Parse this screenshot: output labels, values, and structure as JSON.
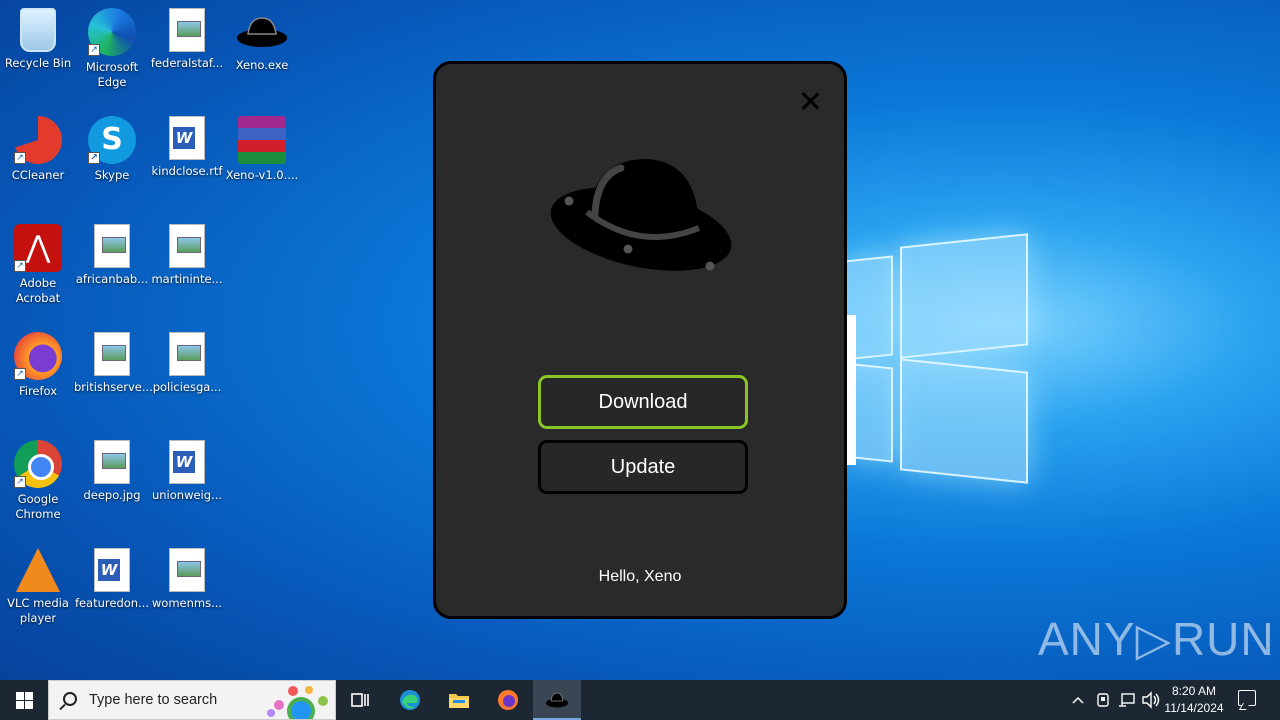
{
  "desktop": {
    "icons": [
      {
        "label": "Recycle Bin"
      },
      {
        "label": "Microsoft Edge"
      },
      {
        "label": "federalstaf..."
      },
      {
        "label": "Xeno.exe"
      },
      {
        "label": "CCleaner"
      },
      {
        "label": "Skype"
      },
      {
        "label": "kindclose.rtf"
      },
      {
        "label": "Xeno-v1.0...."
      },
      {
        "label": "Adobe Acrobat"
      },
      {
        "label": "africanbab..."
      },
      {
        "label": "martininte..."
      },
      {
        "label": "Firefox"
      },
      {
        "label": "britishserve..."
      },
      {
        "label": "policiesga..."
      },
      {
        "label": "Google Chrome"
      },
      {
        "label": "deepo.jpg"
      },
      {
        "label": "unionweig..."
      },
      {
        "label": "VLC media player"
      },
      {
        "label": "featuredon..."
      },
      {
        "label": "womenms..."
      }
    ]
  },
  "app_window": {
    "download_label": "Download",
    "update_label": "Update",
    "greeting": "Hello, Xeno",
    "accent_color": "#8bc425"
  },
  "watermark": {
    "text": "ANY▷RUN"
  },
  "taskbar": {
    "search_placeholder": "Type here to search",
    "time": "8:20 AM",
    "date": "11/14/2024"
  }
}
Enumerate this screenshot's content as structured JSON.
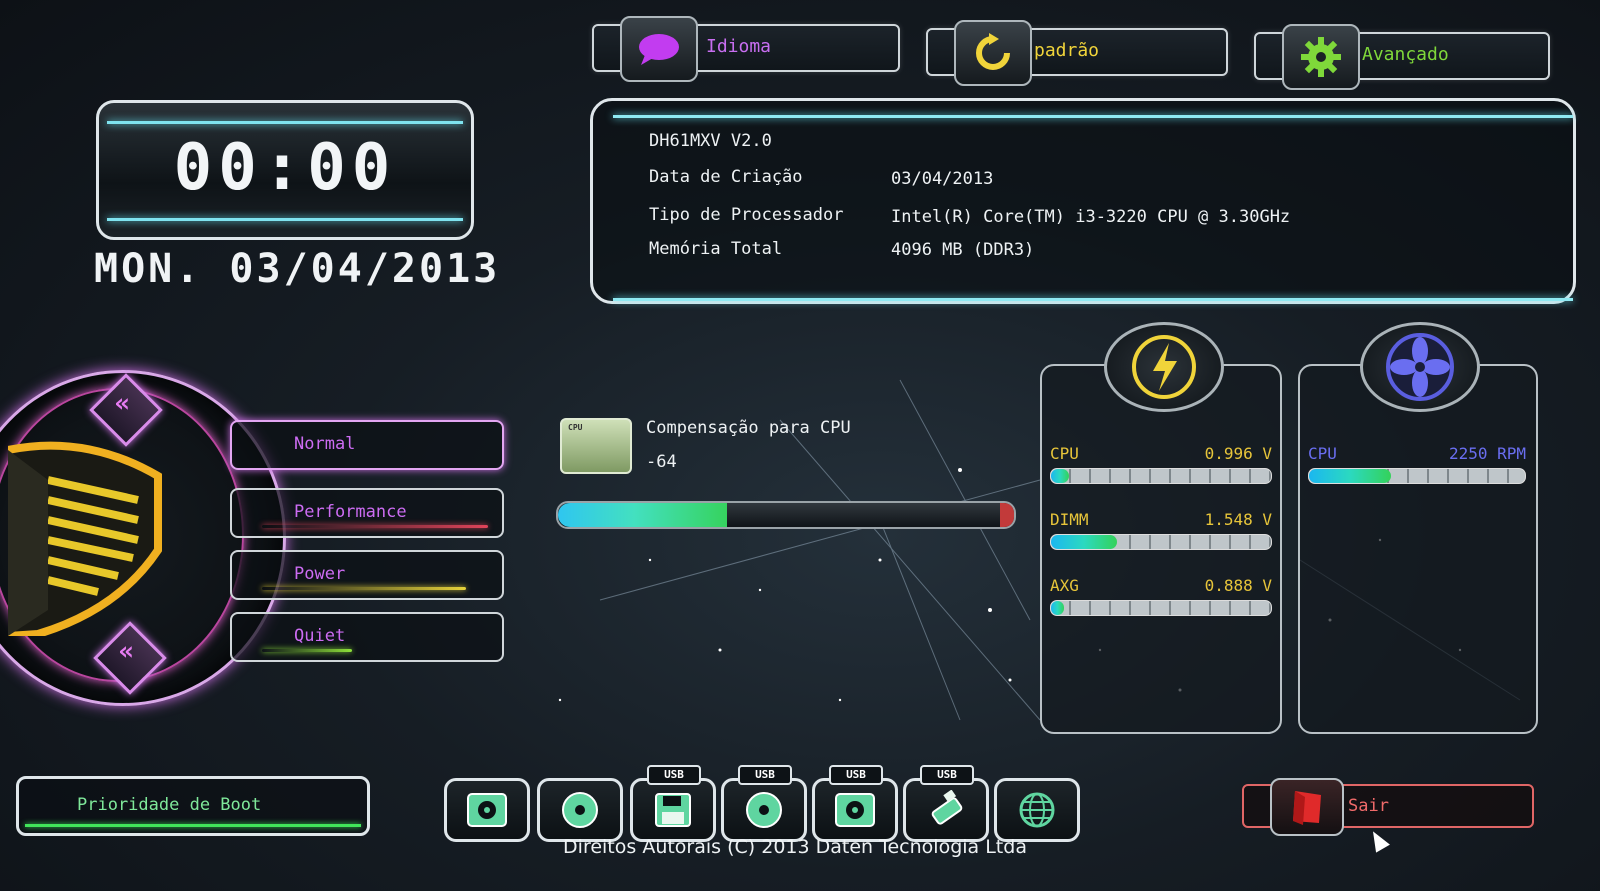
{
  "top_buttons": {
    "language": {
      "label": "Idioma",
      "icon": "speech-bubble-icon"
    },
    "default": {
      "label": "padrão",
      "icon": "refresh-icon"
    },
    "advanced": {
      "label": "Avançado",
      "icon": "gear-icon"
    }
  },
  "clock": {
    "time": "00:00",
    "date": "MON. 03/04/2013"
  },
  "system_info": {
    "board": "DH61MXV V2.0",
    "build_date_label": "Data de Criação",
    "build_date": "03/04/2013",
    "processor_label": "Tipo de Processador",
    "processor": "Intel(R) Core(TM) i3-3220 CPU @ 3.30GHz",
    "memory_label": "Memória Total",
    "memory": "4096 MB (DDR3)"
  },
  "profiles": {
    "items": [
      {
        "label": "Normal",
        "color": "#cc6cf2"
      },
      {
        "label": "Performance",
        "color": "#e0445a"
      },
      {
        "label": "Power",
        "color": "#e6d23a"
      },
      {
        "label": "Quiet",
        "color": "#8ee03a"
      }
    ],
    "selected": "Normal"
  },
  "cpu_offset": {
    "label": "Compensação para CPU",
    "value": "-64",
    "chip_text": "CPU",
    "level": 0.37
  },
  "voltage": {
    "icon": "lightning-icon",
    "rows": [
      {
        "name": "CPU",
        "value": "0.996 V",
        "level": 0.08
      },
      {
        "name": "DIMM",
        "value": "1.548 V",
        "level": 0.3
      },
      {
        "name": "AXG",
        "value": "0.888 V",
        "level": 0.06
      }
    ]
  },
  "fan": {
    "icon": "fan-icon",
    "rows": [
      {
        "name": "CPU",
        "value": "2250 RPM",
        "level": 0.38
      }
    ]
  },
  "boot": {
    "label": "Prioridade de Boot",
    "devices": [
      {
        "icon": "hard-disk-icon",
        "tag": ""
      },
      {
        "icon": "optical-disc-icon",
        "tag": ""
      },
      {
        "icon": "usb-floppy-icon",
        "tag": "USB"
      },
      {
        "icon": "usb-cd-icon",
        "tag": "USB"
      },
      {
        "icon": "usb-hdd-icon",
        "tag": "USB"
      },
      {
        "icon": "usb-stick-icon",
        "tag": "USB"
      },
      {
        "icon": "network-globe-icon",
        "tag": ""
      }
    ]
  },
  "exit": {
    "label": "Sair",
    "icon": "exit-door-icon"
  },
  "copyright": "Direitos Autorais (C) 2013 Daten Tecnologia Ltda",
  "colors": {
    "accent_cyan": "#7fe3ef",
    "accent_purple": "#cc6cf2",
    "accent_yellow": "#e7c53a",
    "accent_green": "#41e55a",
    "accent_red": "#e06666"
  }
}
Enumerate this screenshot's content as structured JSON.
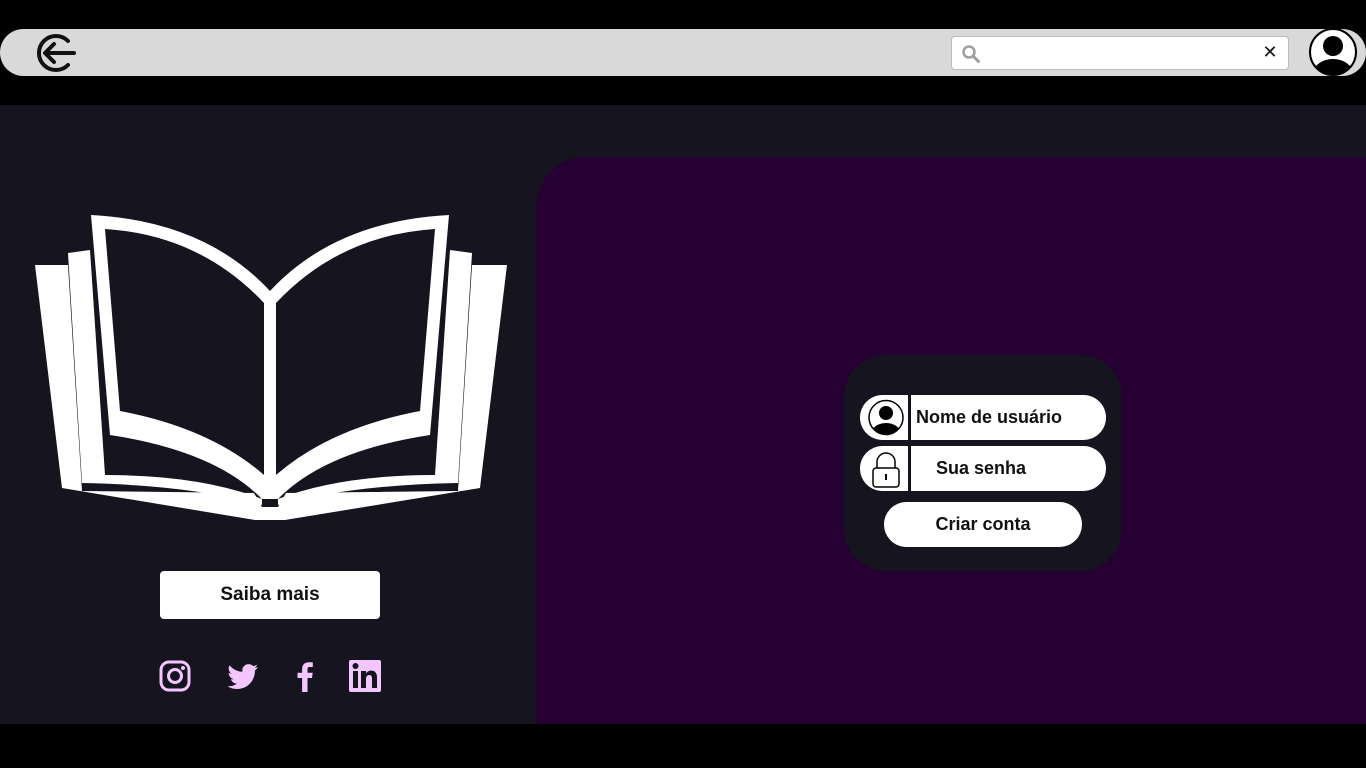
{
  "header": {
    "back_icon": "logout-arrow-icon",
    "search": {
      "placeholder": "",
      "value": "",
      "clear_label": "✕"
    },
    "avatar_icon": "user-avatar-icon"
  },
  "left": {
    "book_icon": "open-book-icon",
    "learn_more_label": "Saiba mais",
    "social": [
      "instagram-icon",
      "twitter-icon",
      "facebook-icon",
      "linkedin-icon"
    ]
  },
  "login": {
    "username_placeholder": "Nome de usuário",
    "password_placeholder": "Sua senha",
    "create_account_label": "Criar conta"
  },
  "colors": {
    "page_bg": "#16141f",
    "panel_bg": "#260033",
    "navbar_bg": "#d9d9d9",
    "social_accent": "#f3c6ff",
    "white": "#ffffff"
  }
}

What to work on: Using the records above, retype everything exactly except the pictures.

Result:
Parse this screenshot: output labels, values, and structure as JSON.
{
  "desktop": {
    "icons": [
      {
        "label": "Recycle Bin"
      },
      {
        "label": "Microsoft Edge"
      },
      {
        "label": "federalstaf..."
      },
      {
        "label": "Xeno.exe"
      },
      {
        "label": "CCleaner"
      },
      {
        "label": "Skype"
      },
      {
        "label": "kindclose.rtf"
      },
      {
        "label": "Xeno-v1.0...."
      },
      {
        "label": "Adobe Acrobat"
      },
      {
        "label": "africanbab..."
      },
      {
        "label": "martininte..."
      },
      {
        "label": "Firefox"
      },
      {
        "label": "britishserve..."
      },
      {
        "label": "policiesga..."
      },
      {
        "label": "Google Chrome"
      },
      {
        "label": "deepo.jpg"
      },
      {
        "label": "unionweig..."
      },
      {
        "label": "VLC media player"
      },
      {
        "label": "featuredon..."
      },
      {
        "label": "womenms..."
      }
    ]
  },
  "app_window": {
    "download_label": "Download",
    "update_label": "Update",
    "greeting": "Hello, Xeno",
    "accent_color": "#8bc425"
  },
  "watermark": {
    "text": "ANY▷RUN"
  },
  "taskbar": {
    "search_placeholder": "Type here to search",
    "time": "8:20 AM",
    "date": "11/14/2024"
  }
}
Enumerate this screenshot's content as structured JSON.
{
  "top_buttons": {
    "language": {
      "label": "Idioma",
      "icon": "speech-bubble-icon"
    },
    "default": {
      "label": "padrão",
      "icon": "refresh-icon"
    },
    "advanced": {
      "label": "Avançado",
      "icon": "gear-icon"
    }
  },
  "clock": {
    "time": "00:00",
    "date": "MON. 03/04/2013"
  },
  "system_info": {
    "board": "DH61MXV V2.0",
    "build_date_label": "Data de Criação",
    "build_date": "03/04/2013",
    "processor_label": "Tipo de Processador",
    "processor": "Intel(R) Core(TM) i3-3220 CPU @ 3.30GHz",
    "memory_label": "Memória Total",
    "memory": "4096 MB (DDR3)"
  },
  "profiles": {
    "items": [
      {
        "label": "Normal",
        "color": "#cc6cf2"
      },
      {
        "label": "Performance",
        "color": "#e0445a"
      },
      {
        "label": "Power",
        "color": "#e6d23a"
      },
      {
        "label": "Quiet",
        "color": "#8ee03a"
      }
    ],
    "selected": "Normal"
  },
  "cpu_offset": {
    "label": "Compensação para CPU",
    "value": "-64",
    "chip_text": "CPU",
    "level": 0.37
  },
  "voltage": {
    "icon": "lightning-icon",
    "rows": [
      {
        "name": "CPU",
        "value": "0.996 V",
        "level": 0.08
      },
      {
        "name": "DIMM",
        "value": "1.548 V",
        "level": 0.3
      },
      {
        "name": "AXG",
        "value": "0.888 V",
        "level": 0.06
      }
    ]
  },
  "fan": {
    "icon": "fan-icon",
    "rows": [
      {
        "name": "CPU",
        "value": "2250 RPM",
        "level": 0.38
      }
    ]
  },
  "boot": {
    "label": "Prioridade de Boot",
    "devices": [
      {
        "icon": "hard-disk-icon",
        "tag": ""
      },
      {
        "icon": "optical-disc-icon",
        "tag": ""
      },
      {
        "icon": "usb-floppy-icon",
        "tag": "USB"
      },
      {
        "icon": "usb-cd-icon",
        "tag": "USB"
      },
      {
        "icon": "usb-hdd-icon",
        "tag": "USB"
      },
      {
        "icon": "usb-stick-icon",
        "tag": "USB"
      },
      {
        "icon": "network-globe-icon",
        "tag": ""
      }
    ]
  },
  "exit": {
    "label": "Sair",
    "icon": "exit-door-icon"
  },
  "copyright": "Direitos Autorais (C) 2013 Daten Tecnologia Ltda",
  "colors": {
    "accent_cyan": "#7fe3ef",
    "accent_purple": "#cc6cf2",
    "accent_yellow": "#e7c53a",
    "accent_green": "#41e55a",
    "accent_red": "#e06666"
  }
}
Enumerate this screenshot's content as structured JSON.
{
  "header": {
    "back_icon": "logout-arrow-icon",
    "search": {
      "placeholder": "",
      "value": "",
      "clear_label": "✕"
    },
    "avatar_icon": "user-avatar-icon"
  },
  "left": {
    "book_icon": "open-book-icon",
    "learn_more_label": "Saiba mais",
    "social": [
      "instagram-icon",
      "twitter-icon",
      "facebook-icon",
      "linkedin-icon"
    ]
  },
  "login": {
    "username_placeholder": "Nome de usuário",
    "password_placeholder": "Sua senha",
    "create_account_label": "Criar conta"
  },
  "colors": {
    "page_bg": "#16141f",
    "panel_bg": "#260033",
    "navbar_bg": "#d9d9d9",
    "social_accent": "#f3c6ff",
    "white": "#ffffff"
  }
}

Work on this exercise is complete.